Exercise objective =
Do any lines in the data below contain "DESCRIÇÃO"? If so, copy every one of them.

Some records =
══════════════════════════════

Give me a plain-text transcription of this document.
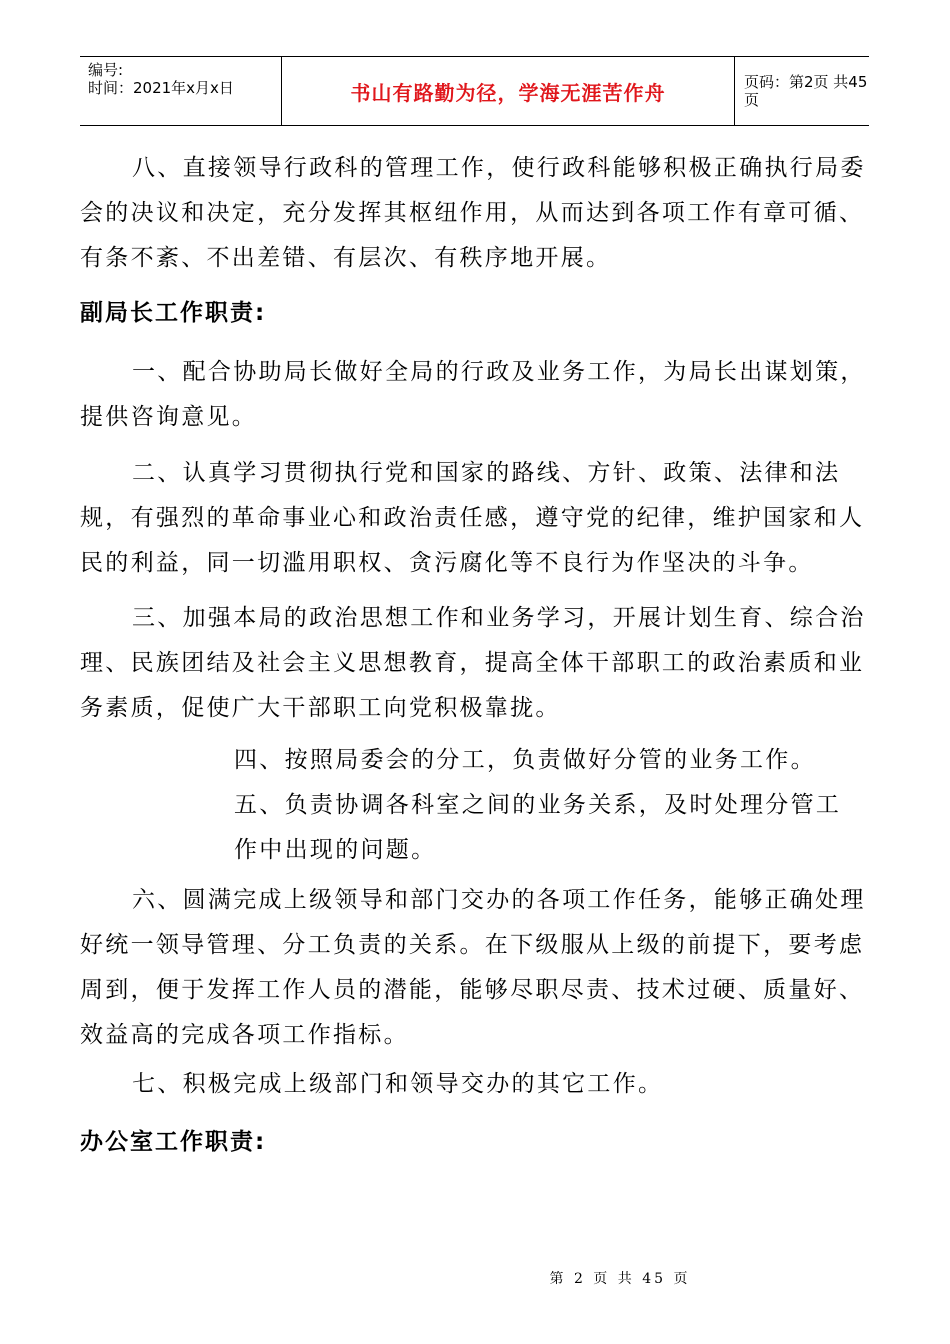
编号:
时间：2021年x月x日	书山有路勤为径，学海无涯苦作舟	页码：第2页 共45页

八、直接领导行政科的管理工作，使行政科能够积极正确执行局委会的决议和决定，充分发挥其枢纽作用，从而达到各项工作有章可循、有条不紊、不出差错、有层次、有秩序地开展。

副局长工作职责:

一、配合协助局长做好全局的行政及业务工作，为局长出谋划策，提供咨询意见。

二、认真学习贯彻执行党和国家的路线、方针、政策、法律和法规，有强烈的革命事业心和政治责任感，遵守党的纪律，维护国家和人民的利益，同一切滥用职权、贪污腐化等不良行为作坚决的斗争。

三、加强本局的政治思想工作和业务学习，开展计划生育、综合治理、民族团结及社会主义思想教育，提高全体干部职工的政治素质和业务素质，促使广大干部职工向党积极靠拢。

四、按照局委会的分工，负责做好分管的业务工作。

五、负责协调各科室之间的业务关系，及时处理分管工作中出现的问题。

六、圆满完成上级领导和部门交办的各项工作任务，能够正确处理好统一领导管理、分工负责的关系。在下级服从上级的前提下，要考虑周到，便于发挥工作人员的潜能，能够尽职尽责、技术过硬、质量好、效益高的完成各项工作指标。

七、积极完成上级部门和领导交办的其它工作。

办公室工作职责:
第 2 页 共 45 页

══════════════════════════════

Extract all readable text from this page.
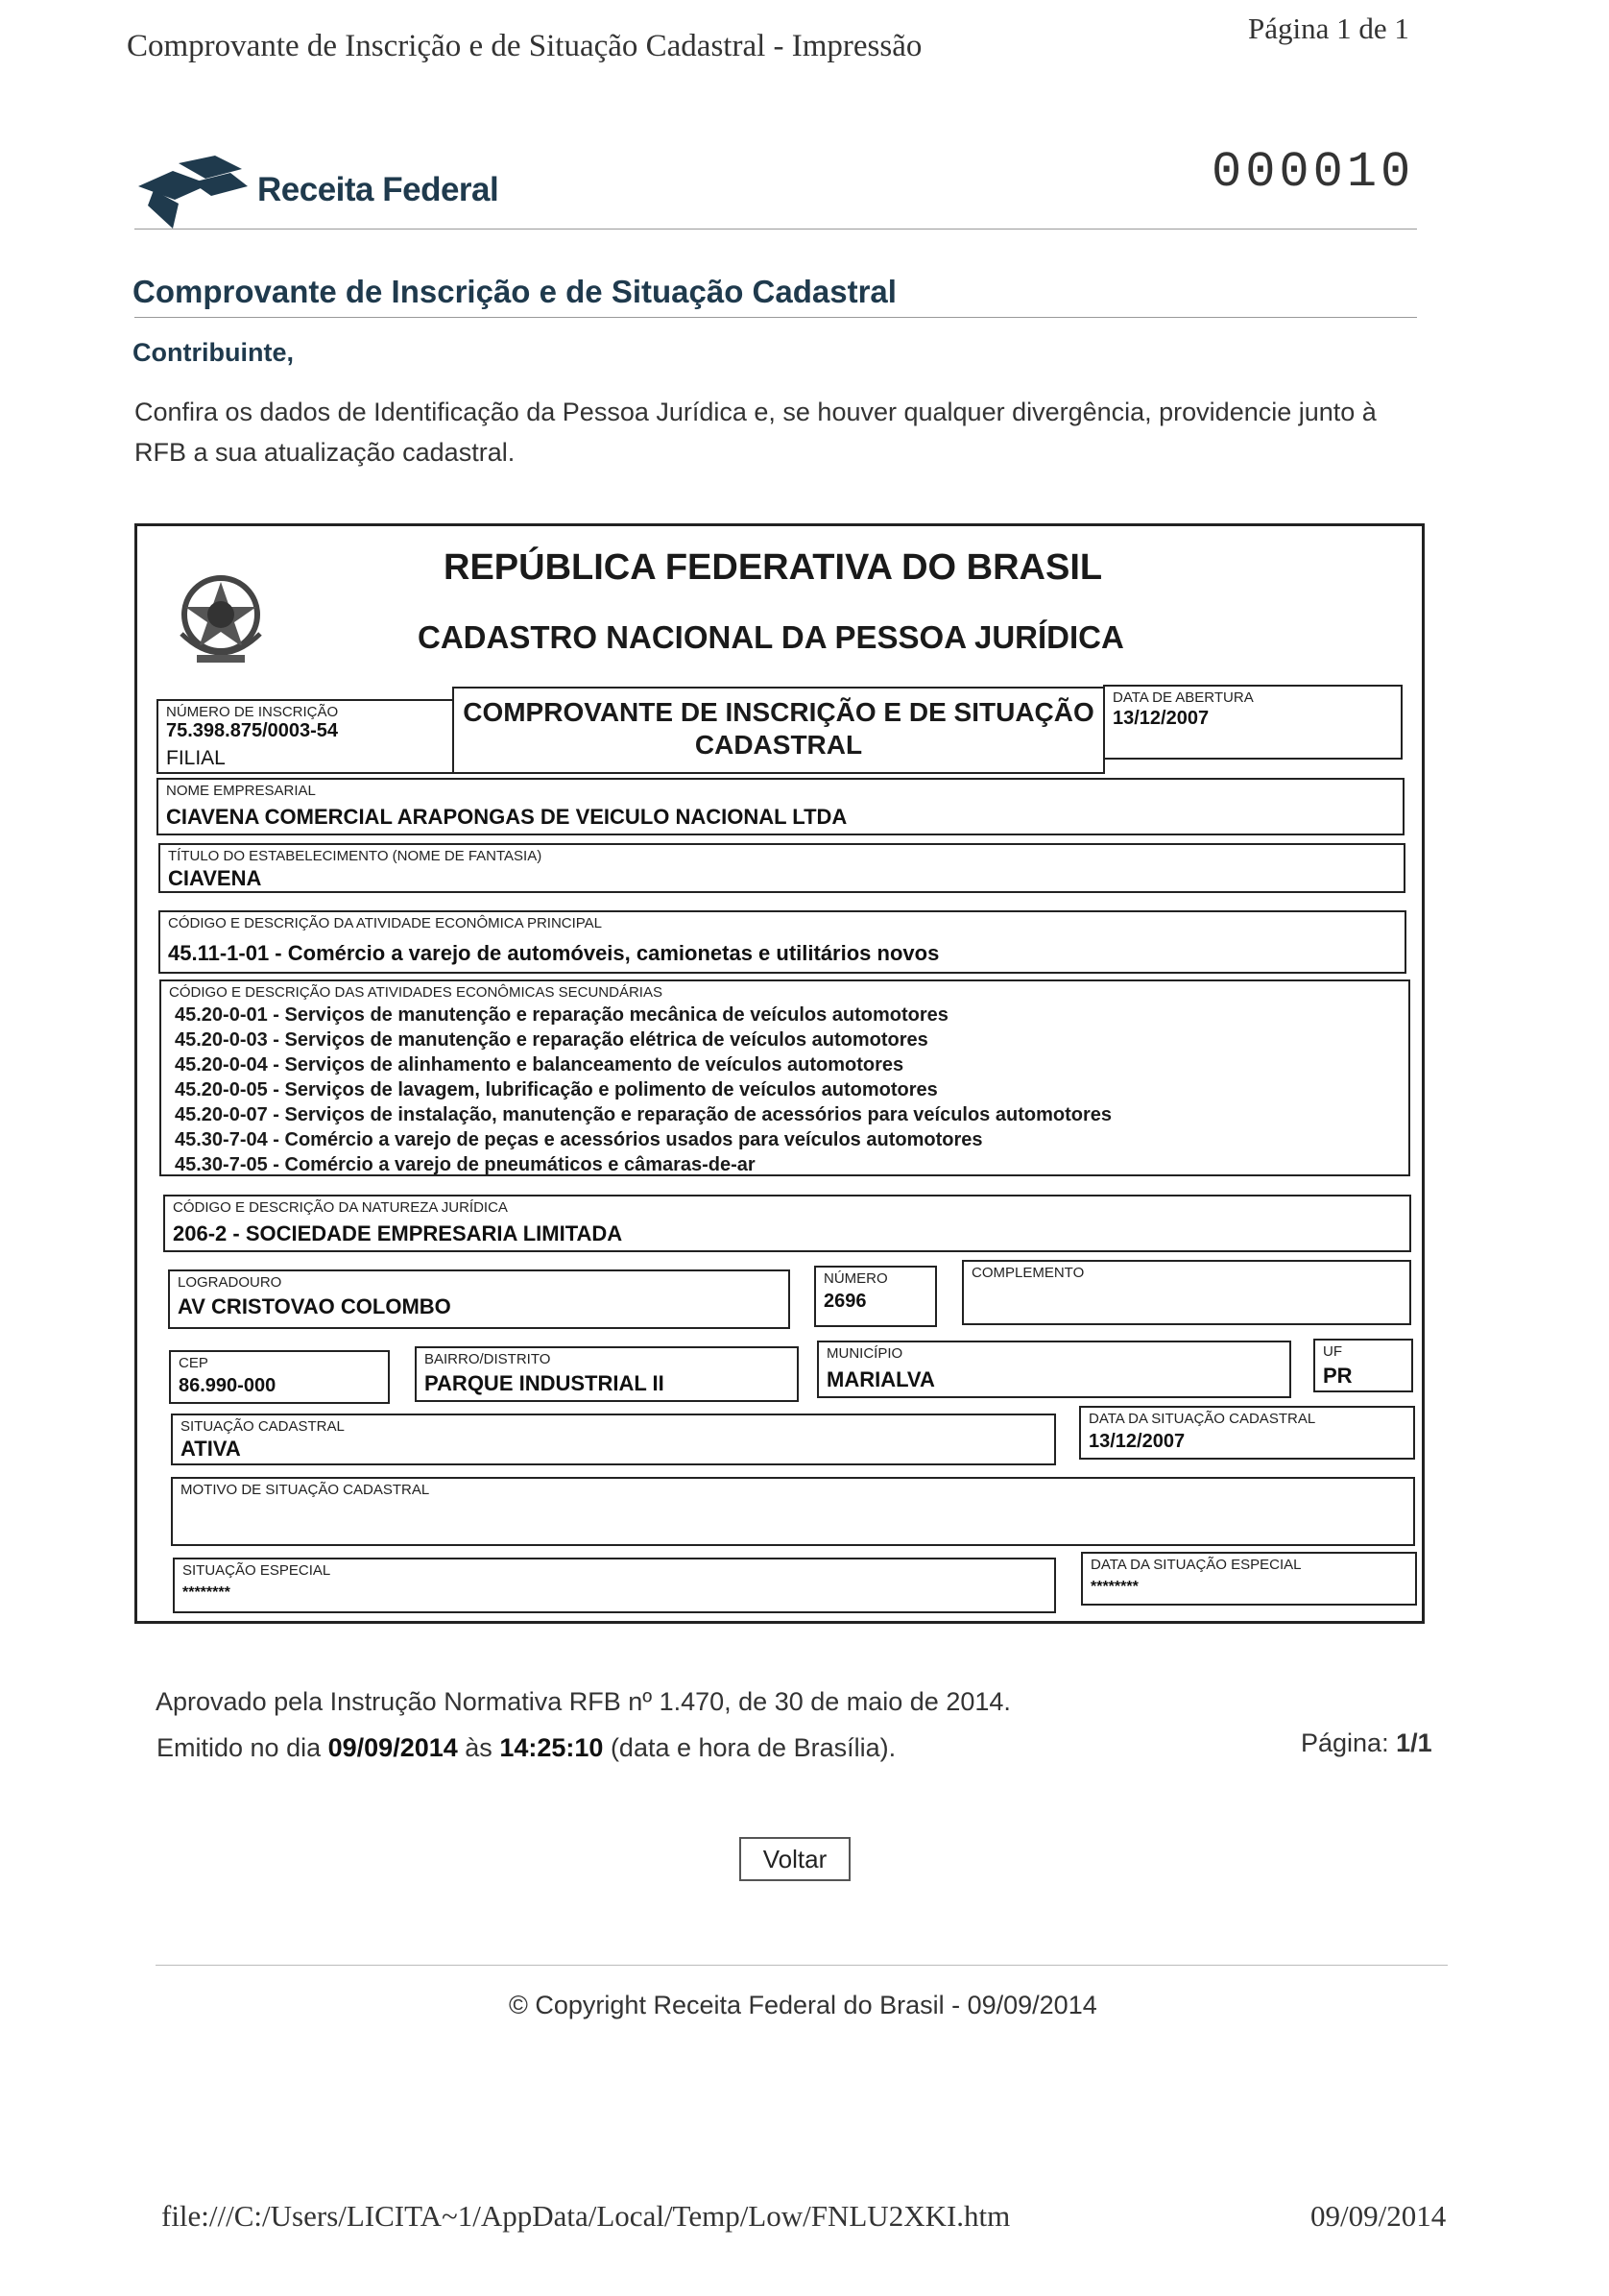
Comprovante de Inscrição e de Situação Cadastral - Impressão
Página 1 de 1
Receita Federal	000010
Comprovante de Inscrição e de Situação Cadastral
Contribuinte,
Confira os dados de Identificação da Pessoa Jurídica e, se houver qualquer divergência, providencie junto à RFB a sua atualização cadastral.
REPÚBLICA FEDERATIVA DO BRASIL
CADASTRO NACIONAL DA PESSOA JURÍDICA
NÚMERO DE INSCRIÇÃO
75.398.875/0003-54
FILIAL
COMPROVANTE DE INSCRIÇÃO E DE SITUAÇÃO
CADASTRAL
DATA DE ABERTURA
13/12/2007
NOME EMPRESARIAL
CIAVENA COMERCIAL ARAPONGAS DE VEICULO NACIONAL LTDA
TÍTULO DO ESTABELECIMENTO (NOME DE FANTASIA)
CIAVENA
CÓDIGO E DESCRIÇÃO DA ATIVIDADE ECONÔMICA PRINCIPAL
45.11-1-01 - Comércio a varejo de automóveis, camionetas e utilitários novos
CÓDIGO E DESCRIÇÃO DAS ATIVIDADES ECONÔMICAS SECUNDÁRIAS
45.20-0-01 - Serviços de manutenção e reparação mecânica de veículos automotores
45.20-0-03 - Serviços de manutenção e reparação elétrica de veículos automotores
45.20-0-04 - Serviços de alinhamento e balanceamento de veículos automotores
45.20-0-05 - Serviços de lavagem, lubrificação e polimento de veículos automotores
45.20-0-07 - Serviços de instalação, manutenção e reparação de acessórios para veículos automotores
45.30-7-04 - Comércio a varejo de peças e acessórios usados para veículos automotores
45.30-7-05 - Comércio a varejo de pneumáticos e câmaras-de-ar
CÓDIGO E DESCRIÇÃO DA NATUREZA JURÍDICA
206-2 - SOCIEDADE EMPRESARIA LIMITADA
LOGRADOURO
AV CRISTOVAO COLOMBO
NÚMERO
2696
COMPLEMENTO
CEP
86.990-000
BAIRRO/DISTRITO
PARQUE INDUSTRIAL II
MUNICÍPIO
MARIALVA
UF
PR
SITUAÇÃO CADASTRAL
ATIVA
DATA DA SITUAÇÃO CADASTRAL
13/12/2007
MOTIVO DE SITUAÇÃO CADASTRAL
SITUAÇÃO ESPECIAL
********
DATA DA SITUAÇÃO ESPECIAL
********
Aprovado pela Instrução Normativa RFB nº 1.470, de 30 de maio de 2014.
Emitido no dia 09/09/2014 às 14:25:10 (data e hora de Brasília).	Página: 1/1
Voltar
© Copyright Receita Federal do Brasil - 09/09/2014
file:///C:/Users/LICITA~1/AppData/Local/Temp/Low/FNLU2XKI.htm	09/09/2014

══════════════════════════════

The answer =
CÓDIGO E DESCRIÇÃO DA ATIVIDADE ECONÔMICA PRINCIPAL
CÓDIGO E DESCRIÇÃO DAS ATIVIDADES ECONÔMICAS SECUNDÁRIAS
CÓDIGO E DESCRIÇÃO DA NATUREZA JURÍDICA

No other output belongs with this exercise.